Written task: Transcribe the records below exactly as they appear.

___ Information supplied

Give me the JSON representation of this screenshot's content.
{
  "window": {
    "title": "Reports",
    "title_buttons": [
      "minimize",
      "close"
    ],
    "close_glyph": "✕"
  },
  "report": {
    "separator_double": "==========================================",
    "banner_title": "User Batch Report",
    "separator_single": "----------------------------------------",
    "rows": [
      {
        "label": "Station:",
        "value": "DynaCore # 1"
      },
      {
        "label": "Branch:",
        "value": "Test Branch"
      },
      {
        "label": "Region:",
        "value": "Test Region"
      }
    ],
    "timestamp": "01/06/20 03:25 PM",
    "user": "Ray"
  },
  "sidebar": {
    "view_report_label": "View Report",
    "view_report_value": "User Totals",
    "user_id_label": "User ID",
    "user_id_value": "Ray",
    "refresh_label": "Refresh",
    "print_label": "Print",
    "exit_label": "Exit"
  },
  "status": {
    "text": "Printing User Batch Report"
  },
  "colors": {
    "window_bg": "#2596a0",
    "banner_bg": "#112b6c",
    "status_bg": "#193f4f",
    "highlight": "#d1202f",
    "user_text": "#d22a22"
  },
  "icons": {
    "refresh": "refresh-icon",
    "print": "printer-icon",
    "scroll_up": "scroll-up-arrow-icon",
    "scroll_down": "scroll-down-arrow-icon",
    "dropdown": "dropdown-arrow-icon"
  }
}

______

Result of this task:
Give me the JSON representation of this screenshot's content.
{
  "window": {
    "title": "Reports",
    "title_buttons": [
      "minimize",
      "close"
    ],
    "close_glyph": "✕"
  },
  "report": {
    "separator_double": "==========================================",
    "banner_title": "User Batch Report",
    "separator_single": "----------------------------------------",
    "rows": [
      {
        "label": "Station:",
        "value": "DynaCore # 1"
      },
      {
        "label": "Branch:",
        "value": "Test Branch"
      },
      {
        "label": "Region:",
        "value": "Test Region"
      }
    ],
    "timestamp": "01/06/20 03:25 PM",
    "user": "Ray"
  },
  "sidebar": {
    "view_report_label": "View Report",
    "view_report_value": "User Totals",
    "user_id_label": "User ID",
    "user_id_value": "Ray",
    "refresh_label": "Refresh",
    "print_label": "Print",
    "exit_label": "Exit"
  },
  "status": {
    "text": "Printing User Batch Report"
  },
  "colors": {
    "window_bg": "#2596a0",
    "banner_bg": "#112b6c",
    "status_bg": "#193f4f",
    "highlight": "#d1202f",
    "user_text": "#d22a22"
  },
  "icons": {
    "refresh": "refresh-icon",
    "print": "printer-icon",
    "scroll_up": "scroll-up-arrow-icon",
    "scroll_down": "scroll-down-arrow-icon",
    "dropdown": "dropdown-arrow-icon"
  }
}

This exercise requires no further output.